(Stated problem) Every line below must be reproduced exactly. Copy them all.

=== Records for the task ===

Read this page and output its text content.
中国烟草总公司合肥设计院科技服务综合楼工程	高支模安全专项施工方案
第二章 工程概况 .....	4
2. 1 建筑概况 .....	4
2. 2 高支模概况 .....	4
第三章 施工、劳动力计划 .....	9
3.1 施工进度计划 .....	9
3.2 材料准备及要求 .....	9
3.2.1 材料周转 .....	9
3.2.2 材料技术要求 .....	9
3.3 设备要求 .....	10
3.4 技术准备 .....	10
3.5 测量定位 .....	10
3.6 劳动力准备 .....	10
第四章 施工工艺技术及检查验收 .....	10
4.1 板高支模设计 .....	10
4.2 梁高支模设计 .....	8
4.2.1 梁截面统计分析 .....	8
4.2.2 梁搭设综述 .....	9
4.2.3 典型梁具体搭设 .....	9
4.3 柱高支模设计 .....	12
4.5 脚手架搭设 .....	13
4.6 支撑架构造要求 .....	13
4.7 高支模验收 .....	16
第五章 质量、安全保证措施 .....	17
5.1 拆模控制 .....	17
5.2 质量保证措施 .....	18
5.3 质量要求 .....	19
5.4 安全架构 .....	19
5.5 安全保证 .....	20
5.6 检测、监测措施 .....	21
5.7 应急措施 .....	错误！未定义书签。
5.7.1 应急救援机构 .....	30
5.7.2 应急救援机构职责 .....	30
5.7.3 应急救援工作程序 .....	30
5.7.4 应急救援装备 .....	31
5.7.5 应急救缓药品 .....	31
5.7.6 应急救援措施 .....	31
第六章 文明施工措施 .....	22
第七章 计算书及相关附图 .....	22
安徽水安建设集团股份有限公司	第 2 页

===

(The solution)
Read this page and output its text content.
中国烟草总公司合肥设计院科技服务综合楼工程	高支模安全专项施工方案
第二章 工程概况 .....	4
2. 1 建筑概况 .....	4
2. 2 高支模概况 .....	4
第三章 施工、劳动力计划 .....	9
3.1 施工进度计划 .....	9
3.2 材料准备及要求 .....	9
3.2.1 材料周转 .....	9
3.2.2 材料技术要求 .....	9
3.3 设备要求 .....	10
3.4 技术准备 .....	10
3.5 测量定位 .....	10
3.6 劳动力准备 .....	10
第四章 施工工艺技术及检查验收 .....	10
4.1 板高支模设计 .....	10
4.2 梁高支模设计 .....	8
4.2.1 梁截面统计分析 .....	8
4.2.2 梁搭设综述 .....	9
4.2.3 典型梁具体搭设 .....	9
4.3 柱高支模设计 .....	12
4.5 脚手架搭设 .....	13
4.6 支撑架构造要求 .....	13
4.7 高支模验收 .....	16
第五章 质量、安全保证措施 .....	17
5.1 拆模控制 .....	17
5.2 质量保证措施 .....	18
5.3 质量要求 .....	19
5.4 安全架构 .....	19
5.5 安全保证 .....	20
5.6 检测、监测措施 .....	21
5.7 应急措施 .....	错误！未定义书签。
5.7.1 应急救援机构 .....	30
5.7.2 应急救援机构职责 .....	30
5.7.3 应急救援工作程序 .....	30
5.7.4 应急救援装备 .....	31
5.7.5 应急救缓药品 .....	31
5.7.6 应急救援措施 .....	31
第六章 文明施工措施 .....	22
第七章 计算书及相关附图 .....	22
安徽水安建设集团股份有限公司	第 2 页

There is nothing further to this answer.